DO THIS
Output only the lines from the one holding "OCR this image." to the end of the data below, please, copied exactly.

MATERIAL SHOWN

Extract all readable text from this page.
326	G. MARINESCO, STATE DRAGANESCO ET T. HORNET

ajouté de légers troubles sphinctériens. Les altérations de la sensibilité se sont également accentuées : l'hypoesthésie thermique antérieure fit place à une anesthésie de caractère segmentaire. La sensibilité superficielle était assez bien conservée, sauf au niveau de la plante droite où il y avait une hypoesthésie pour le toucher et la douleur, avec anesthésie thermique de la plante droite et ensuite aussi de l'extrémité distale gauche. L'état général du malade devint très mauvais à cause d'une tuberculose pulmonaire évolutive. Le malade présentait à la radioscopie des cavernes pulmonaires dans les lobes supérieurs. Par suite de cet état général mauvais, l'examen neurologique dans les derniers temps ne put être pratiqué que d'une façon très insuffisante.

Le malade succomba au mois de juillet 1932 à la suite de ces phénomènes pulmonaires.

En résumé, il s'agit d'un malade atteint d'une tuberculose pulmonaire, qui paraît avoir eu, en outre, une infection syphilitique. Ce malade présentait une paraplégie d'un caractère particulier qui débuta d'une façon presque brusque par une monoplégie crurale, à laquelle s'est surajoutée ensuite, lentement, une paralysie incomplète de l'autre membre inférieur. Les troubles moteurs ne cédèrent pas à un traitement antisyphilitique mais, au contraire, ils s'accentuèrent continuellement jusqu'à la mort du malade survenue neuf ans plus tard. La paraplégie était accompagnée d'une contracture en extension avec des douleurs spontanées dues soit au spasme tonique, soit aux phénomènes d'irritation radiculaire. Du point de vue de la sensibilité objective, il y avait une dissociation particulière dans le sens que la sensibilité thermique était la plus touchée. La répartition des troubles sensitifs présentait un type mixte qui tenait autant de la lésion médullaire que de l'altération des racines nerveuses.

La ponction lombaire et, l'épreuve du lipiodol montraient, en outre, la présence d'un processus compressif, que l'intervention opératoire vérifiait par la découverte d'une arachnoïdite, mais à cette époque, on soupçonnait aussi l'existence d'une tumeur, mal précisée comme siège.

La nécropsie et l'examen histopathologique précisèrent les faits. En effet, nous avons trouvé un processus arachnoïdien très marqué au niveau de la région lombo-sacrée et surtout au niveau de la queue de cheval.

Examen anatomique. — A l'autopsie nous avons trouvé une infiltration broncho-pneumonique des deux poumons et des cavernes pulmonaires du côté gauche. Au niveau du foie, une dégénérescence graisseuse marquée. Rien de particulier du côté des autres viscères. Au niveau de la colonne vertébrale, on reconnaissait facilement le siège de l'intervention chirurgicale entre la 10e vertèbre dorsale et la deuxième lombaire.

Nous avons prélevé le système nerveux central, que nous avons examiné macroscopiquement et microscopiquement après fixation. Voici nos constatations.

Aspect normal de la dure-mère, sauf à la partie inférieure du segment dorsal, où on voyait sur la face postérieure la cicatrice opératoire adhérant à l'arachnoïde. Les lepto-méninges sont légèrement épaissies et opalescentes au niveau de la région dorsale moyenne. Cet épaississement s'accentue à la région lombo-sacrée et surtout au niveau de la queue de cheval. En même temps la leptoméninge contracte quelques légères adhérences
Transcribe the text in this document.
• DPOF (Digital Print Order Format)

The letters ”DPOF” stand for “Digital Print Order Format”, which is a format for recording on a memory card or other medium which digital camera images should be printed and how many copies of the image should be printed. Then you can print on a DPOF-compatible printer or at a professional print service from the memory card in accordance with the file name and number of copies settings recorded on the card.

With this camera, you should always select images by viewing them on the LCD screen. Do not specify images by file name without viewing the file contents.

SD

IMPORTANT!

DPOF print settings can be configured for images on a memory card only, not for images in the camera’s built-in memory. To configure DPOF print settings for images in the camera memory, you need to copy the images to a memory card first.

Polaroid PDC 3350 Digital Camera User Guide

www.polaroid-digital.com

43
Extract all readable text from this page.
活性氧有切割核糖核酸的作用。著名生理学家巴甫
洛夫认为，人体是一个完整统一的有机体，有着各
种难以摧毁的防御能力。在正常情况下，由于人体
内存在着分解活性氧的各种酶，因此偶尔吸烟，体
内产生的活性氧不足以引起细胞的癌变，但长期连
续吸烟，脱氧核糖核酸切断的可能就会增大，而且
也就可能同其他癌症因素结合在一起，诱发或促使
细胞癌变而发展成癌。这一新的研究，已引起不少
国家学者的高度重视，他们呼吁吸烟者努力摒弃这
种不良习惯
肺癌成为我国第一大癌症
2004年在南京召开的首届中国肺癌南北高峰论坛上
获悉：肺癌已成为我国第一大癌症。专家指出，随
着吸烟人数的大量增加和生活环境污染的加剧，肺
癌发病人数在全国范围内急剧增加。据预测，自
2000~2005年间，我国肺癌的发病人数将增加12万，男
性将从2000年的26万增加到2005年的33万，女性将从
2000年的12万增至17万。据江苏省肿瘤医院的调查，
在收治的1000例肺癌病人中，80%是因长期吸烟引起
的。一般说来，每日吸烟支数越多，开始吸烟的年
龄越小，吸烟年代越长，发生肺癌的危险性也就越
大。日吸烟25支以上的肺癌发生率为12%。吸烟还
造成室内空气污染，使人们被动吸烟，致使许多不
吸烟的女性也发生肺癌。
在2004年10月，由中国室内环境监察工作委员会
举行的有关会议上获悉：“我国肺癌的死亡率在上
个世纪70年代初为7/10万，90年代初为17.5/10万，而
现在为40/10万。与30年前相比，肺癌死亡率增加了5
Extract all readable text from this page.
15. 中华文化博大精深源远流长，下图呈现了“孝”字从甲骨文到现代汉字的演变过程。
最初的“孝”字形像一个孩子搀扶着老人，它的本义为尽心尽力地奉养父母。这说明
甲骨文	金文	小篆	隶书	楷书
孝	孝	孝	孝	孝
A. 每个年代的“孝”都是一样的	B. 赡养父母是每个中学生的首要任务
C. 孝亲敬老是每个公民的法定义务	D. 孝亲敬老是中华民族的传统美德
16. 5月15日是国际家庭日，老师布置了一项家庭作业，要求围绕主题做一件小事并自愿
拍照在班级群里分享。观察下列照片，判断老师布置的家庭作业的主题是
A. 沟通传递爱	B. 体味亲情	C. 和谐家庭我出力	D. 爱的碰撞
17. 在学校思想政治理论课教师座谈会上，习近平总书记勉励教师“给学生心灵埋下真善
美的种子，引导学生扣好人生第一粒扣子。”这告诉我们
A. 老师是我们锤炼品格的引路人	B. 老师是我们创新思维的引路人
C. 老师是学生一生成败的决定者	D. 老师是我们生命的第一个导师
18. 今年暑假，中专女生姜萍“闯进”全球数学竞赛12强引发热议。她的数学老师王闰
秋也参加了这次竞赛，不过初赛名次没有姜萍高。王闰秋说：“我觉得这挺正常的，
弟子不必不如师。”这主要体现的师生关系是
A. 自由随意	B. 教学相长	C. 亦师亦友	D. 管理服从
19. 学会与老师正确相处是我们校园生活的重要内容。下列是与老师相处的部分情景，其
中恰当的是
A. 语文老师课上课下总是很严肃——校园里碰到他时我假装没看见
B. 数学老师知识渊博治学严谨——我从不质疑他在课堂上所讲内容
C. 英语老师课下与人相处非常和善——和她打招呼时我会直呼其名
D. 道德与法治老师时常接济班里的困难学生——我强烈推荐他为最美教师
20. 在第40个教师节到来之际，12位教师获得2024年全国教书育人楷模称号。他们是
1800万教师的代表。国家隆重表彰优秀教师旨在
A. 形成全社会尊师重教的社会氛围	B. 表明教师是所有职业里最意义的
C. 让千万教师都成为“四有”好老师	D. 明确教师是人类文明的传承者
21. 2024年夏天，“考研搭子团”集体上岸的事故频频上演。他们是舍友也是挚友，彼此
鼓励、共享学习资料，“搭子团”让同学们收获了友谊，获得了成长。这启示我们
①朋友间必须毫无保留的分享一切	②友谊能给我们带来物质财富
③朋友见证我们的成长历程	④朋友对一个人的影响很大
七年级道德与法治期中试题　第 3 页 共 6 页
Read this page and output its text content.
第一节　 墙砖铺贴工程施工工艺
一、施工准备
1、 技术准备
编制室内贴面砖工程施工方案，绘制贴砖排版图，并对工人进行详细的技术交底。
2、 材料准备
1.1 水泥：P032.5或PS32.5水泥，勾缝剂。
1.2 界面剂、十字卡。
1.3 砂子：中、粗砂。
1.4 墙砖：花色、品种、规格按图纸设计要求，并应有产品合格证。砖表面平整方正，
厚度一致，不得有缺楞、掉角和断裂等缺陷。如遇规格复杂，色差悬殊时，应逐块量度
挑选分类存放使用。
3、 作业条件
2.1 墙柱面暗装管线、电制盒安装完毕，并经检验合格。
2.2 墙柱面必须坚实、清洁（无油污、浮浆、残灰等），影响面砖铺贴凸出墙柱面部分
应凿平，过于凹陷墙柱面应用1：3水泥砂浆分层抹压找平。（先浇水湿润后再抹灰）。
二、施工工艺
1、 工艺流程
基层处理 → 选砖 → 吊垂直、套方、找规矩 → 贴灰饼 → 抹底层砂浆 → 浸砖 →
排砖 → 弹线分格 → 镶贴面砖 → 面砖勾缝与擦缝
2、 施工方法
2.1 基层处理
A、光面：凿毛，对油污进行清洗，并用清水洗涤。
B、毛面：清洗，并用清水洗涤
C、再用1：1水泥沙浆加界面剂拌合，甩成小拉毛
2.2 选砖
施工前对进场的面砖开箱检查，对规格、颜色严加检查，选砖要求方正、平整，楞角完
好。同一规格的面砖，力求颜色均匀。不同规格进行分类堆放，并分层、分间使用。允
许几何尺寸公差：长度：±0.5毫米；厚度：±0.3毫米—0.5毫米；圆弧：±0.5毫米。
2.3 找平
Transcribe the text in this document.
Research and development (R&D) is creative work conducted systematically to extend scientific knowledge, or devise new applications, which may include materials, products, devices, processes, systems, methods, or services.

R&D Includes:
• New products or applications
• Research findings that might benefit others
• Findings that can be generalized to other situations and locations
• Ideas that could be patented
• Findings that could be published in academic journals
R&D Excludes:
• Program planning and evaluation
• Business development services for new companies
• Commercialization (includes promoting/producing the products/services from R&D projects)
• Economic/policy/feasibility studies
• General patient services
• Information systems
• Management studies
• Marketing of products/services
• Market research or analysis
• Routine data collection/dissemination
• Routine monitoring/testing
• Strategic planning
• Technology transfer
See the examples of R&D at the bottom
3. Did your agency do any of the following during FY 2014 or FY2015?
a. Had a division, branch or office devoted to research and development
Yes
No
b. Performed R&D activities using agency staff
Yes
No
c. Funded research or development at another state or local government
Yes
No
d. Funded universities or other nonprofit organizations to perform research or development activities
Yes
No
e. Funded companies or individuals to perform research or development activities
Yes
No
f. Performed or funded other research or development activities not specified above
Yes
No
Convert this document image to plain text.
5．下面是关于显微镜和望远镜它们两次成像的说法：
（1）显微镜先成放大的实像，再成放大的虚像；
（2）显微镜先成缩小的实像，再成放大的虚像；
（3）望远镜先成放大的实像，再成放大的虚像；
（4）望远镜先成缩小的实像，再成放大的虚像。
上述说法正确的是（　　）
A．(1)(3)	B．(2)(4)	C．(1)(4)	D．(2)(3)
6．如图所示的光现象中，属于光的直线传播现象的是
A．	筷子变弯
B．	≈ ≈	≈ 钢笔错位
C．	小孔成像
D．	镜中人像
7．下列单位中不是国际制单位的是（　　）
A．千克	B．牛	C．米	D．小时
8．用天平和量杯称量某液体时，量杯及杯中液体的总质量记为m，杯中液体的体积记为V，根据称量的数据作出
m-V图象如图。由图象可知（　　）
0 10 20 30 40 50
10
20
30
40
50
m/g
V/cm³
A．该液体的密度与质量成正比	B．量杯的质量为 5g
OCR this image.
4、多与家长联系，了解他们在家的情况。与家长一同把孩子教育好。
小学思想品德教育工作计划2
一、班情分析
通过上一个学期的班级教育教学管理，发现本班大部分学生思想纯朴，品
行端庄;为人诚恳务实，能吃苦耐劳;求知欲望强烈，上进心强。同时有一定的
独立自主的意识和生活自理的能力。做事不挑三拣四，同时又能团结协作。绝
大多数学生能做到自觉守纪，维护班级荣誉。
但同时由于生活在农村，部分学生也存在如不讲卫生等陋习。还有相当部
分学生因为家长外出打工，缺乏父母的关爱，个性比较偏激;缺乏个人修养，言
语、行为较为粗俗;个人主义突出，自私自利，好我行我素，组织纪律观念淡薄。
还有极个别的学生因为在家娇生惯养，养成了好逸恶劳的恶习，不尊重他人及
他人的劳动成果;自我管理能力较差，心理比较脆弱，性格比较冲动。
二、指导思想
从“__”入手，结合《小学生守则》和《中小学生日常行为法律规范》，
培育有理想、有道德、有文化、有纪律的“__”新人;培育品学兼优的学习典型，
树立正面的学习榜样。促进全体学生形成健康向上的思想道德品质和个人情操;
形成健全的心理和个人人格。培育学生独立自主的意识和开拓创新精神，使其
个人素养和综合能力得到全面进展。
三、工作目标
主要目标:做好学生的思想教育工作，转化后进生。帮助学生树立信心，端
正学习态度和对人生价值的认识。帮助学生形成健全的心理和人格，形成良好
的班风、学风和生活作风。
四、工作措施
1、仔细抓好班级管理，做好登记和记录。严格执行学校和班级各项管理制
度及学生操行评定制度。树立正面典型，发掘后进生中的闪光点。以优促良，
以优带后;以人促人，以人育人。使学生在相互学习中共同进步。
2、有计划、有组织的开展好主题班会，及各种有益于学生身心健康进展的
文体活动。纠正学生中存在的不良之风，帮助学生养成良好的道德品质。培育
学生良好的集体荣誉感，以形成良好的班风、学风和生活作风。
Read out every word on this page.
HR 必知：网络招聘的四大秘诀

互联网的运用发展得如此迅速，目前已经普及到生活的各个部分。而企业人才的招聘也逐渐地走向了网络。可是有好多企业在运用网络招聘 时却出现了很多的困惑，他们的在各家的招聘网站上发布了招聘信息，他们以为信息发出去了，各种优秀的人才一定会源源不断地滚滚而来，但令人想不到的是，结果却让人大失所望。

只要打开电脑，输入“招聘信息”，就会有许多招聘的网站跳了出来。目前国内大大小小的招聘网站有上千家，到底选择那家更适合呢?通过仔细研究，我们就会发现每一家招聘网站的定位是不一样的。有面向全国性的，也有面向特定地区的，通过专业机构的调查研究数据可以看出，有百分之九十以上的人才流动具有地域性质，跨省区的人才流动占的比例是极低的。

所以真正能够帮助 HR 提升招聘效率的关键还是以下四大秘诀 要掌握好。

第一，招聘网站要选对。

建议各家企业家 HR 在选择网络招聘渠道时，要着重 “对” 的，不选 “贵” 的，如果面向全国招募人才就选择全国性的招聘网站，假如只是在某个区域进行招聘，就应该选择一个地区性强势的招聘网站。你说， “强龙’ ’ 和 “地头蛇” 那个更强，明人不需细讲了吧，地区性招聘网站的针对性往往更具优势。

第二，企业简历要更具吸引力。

OUTPUT FOR THIS EXERCISE
OCR this image.
4、多与家长联系，了解他们在家的情况。与家长一同把孩子教育好。
小学思想品德教育工作计划2
一、班情分析
通过上一个学期的班级教育教学管理，发现本班大部分学生思想纯朴，品
行端庄;为人诚恳务实，能吃苦耐劳;求知欲望强烈，上进心强。同时有一定的
独立自主的意识和生活自理的能力。做事不挑三拣四，同时又能团结协作。绝
大多数学生能做到自觉守纪，维护班级荣誉。
但同时由于生活在农村，部分学生也存在如不讲卫生等陋习。还有相当部
分学生因为家长外出打工，缺乏父母的关爱，个性比较偏激;缺乏个人修养，言
语、行为较为粗俗;个人主义突出，自私自利，好我行我素，组织纪律观念淡薄。
还有极个别的学生因为在家娇生惯养，养成了好逸恶劳的恶习，不尊重他人及
他人的劳动成果;自我管理能力较差，心理比较脆弱，性格比较冲动。
二、指导思想
从“__”入手，结合《小学生守则》和《中小学生日常行为法律规范》，
培育有理想、有道德、有文化、有纪律的“__”新人;培育品学兼优的学习典型，
树立正面的学习榜样。促进全体学生形成健康向上的思想道德品质和个人情操;
形成健全的心理和个人人格。培育学生独立自主的意识和开拓创新精神，使其
个人素养和综合能力得到全面进展。
三、工作目标
主要目标:做好学生的思想教育工作，转化后进生。帮助学生树立信心，端
正学习态度和对人生价值的认识。帮助学生形成健全的心理和人格，形成良好
的班风、学风和生活作风。
四、工作措施
1、仔细抓好班级管理，做好登记和记录。严格执行学校和班级各项管理制
度及学生操行评定制度。树立正面典型，发掘后进生中的闪光点。以优促良，
以优带后;以人促人，以人育人。使学生在相互学习中共同进步。
2、有计划、有组织的开展好主题班会，及各种有益于学生身心健康进展的
文体活动。纠正学生中存在的不良之风，帮助学生养成良好的道德品质。培育
学生良好的集体荣誉感，以形成良好的班风、学风和生活作风。
Read out every word on this page.
HR 必知：网络招聘的四大秘诀

互联网的运用发展得如此迅速，目前已经普及到生活的各个部分。而企业人才的招聘也逐渐地走向了网络。可是有好多企业在运用网络招聘 时却出现了很多的困惑，他们的在各家的招聘网站上发布了招聘信息，他们以为信息发出去了，各种优秀的人才一定会源源不断地滚滚而来，但令人想不到的是，结果却让人大失所望。

只要打开电脑，输入“招聘信息”，就会有许多招聘的网站跳了出来。目前国内大大小小的招聘网站有上千家，到底选择那家更适合呢?通过仔细研究，我们就会发现每一家招聘网站的定位是不一样的。有面向全国性的，也有面向特定地区的，通过专业机构的调查研究数据可以看出，有百分之九十以上的人才流动具有地域性质，跨省区的人才流动占的比例是极低的。

所以真正能够帮助 HR 提升招聘效率的关键还是以下四大秘诀 要掌握好。

第一，招聘网站要选对。

建议各家企业家 HR 在选择网络招聘渠道时，要着重 “对” 的，不选 “贵” 的，如果面向全国招募人才就选择全国性的招聘网站，假如只是在某个区域进行招聘，就应该选择一个地区性强势的招聘网站。你说， “强龙’ ’ 和 “地头蛇” 那个更强，明人不需细讲了吧，地区性招聘网站的针对性往往更具优势。

第二，企业简历要更具吸引力。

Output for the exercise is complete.